WHAT TO WORK ON:
For each line of the data below that holds "WordPress", copy the line.
☆ ☆ ☆ ☆ ☆
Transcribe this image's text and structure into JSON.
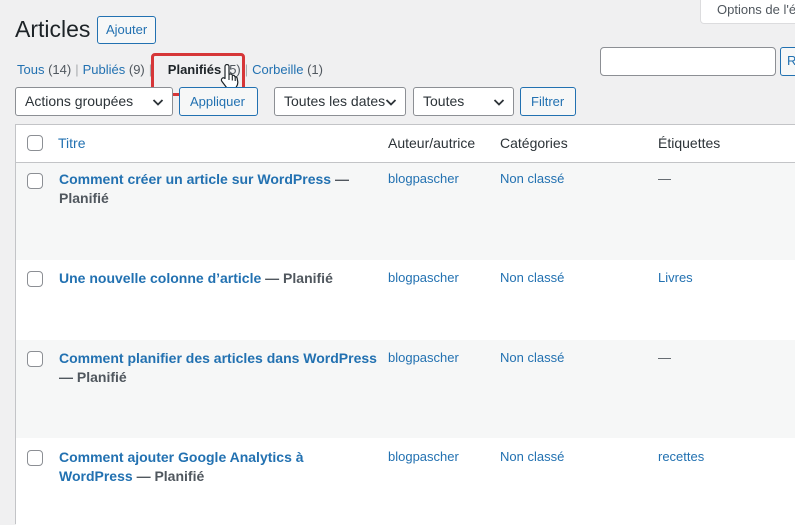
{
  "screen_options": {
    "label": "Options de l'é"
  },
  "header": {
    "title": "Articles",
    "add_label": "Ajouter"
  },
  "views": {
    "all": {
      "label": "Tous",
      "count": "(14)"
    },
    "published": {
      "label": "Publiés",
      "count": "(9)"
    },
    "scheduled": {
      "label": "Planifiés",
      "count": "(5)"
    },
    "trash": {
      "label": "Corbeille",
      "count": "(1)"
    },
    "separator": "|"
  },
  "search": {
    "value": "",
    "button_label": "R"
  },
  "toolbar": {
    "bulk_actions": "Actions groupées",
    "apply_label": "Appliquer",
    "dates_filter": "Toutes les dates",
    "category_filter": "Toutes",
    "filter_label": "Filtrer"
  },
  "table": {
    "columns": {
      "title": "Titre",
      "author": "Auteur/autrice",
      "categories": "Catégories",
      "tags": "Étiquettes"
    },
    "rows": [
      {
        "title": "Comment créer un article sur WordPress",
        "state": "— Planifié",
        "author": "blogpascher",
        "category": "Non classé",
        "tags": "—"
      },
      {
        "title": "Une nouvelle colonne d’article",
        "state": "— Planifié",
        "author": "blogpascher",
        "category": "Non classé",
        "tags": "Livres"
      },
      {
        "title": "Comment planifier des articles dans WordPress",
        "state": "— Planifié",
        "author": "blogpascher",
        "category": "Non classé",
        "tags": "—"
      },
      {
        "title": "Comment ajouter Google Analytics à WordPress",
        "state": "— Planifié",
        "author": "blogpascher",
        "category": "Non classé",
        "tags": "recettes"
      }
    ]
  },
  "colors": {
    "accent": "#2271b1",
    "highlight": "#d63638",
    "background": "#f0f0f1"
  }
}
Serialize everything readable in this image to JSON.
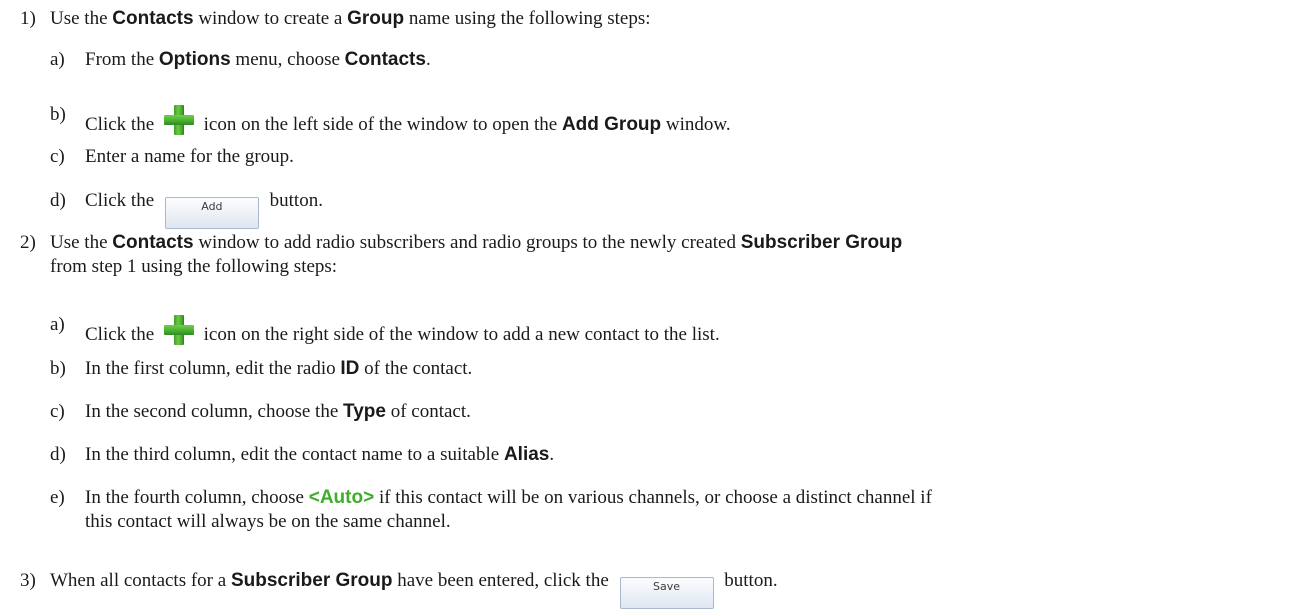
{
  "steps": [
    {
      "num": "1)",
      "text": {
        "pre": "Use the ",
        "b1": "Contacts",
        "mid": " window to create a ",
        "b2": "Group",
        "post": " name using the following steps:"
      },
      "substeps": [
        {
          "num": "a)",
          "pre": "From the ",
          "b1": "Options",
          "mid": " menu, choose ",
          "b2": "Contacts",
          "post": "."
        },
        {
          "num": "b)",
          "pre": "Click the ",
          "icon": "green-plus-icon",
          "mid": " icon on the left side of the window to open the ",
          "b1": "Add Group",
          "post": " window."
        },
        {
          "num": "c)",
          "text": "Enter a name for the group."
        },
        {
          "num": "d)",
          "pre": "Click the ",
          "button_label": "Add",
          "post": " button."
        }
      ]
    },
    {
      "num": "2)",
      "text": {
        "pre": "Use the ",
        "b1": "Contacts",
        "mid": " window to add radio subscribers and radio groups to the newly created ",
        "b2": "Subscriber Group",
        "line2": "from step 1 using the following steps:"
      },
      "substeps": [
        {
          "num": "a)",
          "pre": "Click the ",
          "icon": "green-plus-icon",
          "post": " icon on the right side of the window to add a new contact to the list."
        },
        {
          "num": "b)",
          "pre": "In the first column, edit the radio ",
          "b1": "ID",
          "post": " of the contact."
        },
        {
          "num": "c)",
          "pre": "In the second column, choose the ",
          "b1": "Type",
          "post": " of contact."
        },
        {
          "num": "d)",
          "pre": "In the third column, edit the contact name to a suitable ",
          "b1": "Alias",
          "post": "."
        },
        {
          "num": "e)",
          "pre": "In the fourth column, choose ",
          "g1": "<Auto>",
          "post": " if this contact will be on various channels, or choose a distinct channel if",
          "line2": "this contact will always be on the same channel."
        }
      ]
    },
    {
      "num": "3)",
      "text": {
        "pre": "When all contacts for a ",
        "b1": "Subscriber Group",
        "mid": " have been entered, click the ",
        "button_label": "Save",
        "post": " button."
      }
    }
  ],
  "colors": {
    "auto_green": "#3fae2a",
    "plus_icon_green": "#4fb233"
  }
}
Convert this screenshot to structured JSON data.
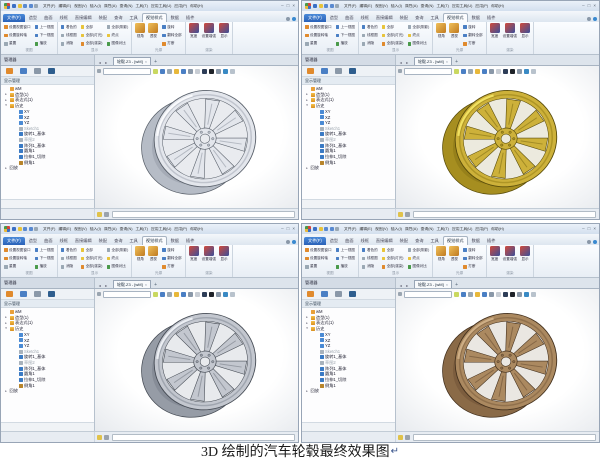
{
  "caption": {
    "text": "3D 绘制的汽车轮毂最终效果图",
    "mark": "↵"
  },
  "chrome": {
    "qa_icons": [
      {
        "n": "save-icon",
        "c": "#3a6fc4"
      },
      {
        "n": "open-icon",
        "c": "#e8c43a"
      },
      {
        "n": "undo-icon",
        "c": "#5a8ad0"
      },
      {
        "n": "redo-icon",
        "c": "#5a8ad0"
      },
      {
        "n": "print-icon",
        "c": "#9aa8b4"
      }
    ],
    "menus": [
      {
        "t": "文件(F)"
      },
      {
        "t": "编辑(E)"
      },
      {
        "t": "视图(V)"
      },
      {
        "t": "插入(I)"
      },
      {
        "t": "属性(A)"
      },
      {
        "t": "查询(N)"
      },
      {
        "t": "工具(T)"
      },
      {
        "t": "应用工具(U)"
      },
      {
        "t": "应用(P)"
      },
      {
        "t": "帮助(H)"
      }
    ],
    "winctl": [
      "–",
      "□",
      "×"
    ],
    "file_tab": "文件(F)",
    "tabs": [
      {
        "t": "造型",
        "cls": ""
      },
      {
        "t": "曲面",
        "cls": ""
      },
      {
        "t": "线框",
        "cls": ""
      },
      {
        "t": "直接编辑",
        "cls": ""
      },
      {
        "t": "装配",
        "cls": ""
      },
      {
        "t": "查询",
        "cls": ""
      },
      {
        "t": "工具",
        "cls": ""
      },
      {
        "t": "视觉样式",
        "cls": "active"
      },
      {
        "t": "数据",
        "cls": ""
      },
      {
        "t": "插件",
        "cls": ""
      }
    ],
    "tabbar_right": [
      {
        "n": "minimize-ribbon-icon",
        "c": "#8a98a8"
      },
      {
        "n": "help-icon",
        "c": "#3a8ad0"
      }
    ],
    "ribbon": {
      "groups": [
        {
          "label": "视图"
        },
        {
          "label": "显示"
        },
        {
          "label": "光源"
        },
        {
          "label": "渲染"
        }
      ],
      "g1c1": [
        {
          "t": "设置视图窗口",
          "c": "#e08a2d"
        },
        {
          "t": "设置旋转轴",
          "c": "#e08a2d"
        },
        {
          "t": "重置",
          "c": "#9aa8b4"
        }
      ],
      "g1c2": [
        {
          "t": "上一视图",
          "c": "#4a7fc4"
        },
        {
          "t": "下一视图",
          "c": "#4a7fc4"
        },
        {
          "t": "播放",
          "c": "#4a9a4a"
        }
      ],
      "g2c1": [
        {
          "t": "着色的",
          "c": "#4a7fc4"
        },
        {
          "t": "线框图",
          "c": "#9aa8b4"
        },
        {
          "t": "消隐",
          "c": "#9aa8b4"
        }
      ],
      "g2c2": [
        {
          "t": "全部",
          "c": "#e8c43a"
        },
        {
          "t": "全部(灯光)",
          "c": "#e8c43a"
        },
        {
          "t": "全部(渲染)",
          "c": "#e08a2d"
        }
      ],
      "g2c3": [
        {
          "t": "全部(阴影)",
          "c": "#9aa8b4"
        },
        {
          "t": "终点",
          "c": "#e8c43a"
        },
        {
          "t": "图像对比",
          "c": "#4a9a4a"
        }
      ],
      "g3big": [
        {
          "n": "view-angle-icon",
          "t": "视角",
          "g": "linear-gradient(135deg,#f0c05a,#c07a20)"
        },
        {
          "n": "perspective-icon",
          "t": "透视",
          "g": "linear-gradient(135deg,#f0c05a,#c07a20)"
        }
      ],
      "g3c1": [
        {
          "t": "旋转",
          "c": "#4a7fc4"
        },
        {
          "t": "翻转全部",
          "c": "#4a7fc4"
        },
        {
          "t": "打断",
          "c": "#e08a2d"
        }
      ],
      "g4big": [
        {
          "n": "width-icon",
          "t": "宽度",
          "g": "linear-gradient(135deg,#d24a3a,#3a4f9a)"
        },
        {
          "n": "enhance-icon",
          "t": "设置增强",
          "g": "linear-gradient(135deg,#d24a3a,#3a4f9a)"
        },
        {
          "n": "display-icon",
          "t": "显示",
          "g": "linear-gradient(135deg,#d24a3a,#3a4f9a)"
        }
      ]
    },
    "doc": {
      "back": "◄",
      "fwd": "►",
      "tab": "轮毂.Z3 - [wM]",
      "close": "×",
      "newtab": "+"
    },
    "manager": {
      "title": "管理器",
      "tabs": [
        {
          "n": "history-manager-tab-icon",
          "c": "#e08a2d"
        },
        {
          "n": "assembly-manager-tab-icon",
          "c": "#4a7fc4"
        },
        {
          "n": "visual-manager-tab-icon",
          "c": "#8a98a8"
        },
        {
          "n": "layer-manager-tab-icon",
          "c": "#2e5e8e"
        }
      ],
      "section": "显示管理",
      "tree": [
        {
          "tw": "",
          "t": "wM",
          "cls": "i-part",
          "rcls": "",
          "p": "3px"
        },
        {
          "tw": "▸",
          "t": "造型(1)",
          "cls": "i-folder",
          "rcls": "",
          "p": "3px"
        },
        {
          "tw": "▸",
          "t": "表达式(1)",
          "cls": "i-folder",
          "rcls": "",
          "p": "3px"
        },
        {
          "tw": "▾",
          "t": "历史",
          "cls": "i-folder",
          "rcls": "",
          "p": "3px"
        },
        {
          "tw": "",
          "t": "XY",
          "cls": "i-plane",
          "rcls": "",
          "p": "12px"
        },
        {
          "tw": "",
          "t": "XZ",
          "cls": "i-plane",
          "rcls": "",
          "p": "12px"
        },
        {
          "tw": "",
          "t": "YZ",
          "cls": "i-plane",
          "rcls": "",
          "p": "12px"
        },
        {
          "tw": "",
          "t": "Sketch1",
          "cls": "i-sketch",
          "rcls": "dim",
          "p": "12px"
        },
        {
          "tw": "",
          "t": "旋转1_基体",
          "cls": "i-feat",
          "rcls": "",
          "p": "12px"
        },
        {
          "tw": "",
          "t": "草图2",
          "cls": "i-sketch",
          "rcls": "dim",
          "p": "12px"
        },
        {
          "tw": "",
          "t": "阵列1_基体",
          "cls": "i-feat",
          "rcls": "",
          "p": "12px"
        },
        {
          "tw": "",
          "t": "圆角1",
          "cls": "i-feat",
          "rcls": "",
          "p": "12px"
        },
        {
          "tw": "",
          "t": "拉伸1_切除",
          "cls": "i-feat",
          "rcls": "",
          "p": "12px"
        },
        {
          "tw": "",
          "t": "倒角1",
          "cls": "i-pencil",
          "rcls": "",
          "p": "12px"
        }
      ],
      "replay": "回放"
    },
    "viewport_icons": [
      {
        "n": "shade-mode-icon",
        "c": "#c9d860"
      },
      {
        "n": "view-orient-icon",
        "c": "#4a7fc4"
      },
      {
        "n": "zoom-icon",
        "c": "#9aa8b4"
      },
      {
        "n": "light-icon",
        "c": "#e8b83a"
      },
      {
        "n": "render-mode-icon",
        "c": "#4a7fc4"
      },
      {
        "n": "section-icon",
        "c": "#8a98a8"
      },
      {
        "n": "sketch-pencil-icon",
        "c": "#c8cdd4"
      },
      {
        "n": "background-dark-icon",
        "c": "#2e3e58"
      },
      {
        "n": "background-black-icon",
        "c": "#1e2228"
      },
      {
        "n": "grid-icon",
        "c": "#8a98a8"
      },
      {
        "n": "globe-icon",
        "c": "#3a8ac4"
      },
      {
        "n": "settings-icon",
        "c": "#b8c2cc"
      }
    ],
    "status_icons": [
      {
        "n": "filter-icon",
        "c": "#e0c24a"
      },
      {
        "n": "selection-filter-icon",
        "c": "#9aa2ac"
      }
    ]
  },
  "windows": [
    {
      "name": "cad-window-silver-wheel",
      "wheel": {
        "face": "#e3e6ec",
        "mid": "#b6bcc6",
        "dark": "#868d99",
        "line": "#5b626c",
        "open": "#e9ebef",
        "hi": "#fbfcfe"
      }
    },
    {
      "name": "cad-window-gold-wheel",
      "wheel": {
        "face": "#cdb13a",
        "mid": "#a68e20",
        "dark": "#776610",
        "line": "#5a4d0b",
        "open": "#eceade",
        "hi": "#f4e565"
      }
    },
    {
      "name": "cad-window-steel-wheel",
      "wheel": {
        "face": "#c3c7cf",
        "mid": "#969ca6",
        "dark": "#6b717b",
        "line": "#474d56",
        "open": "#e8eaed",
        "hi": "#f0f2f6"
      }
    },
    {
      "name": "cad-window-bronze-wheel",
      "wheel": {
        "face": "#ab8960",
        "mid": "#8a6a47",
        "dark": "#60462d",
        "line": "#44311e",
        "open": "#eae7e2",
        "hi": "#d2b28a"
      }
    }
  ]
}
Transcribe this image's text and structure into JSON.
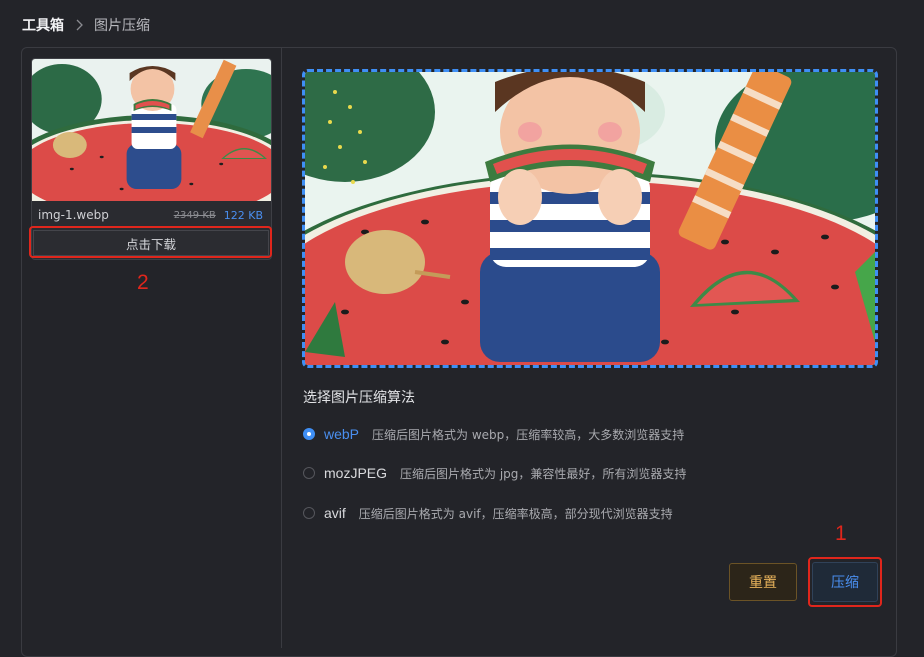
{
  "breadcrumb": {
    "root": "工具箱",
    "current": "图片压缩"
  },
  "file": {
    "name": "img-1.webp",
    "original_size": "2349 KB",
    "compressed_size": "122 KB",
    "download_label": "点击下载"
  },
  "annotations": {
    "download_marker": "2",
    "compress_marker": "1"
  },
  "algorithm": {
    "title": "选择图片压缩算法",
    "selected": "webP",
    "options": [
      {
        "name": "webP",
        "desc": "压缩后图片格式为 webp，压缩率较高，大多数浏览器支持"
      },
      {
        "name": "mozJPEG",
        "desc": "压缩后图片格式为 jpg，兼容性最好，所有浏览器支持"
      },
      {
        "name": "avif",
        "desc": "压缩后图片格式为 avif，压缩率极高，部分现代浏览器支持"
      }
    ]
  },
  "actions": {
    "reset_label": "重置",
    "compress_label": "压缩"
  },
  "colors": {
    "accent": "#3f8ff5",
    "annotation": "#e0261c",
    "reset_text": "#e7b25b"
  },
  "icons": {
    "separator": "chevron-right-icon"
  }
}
☆ ☆ ☆ ☆ ☆
EXERCISE RESPONSE:
        "title": "Comment créer un article sur WordPress",
        "title": "Comment planifier des articles dans WordPress",
        "title": "Comment ajouter Google Analytics à WordPress",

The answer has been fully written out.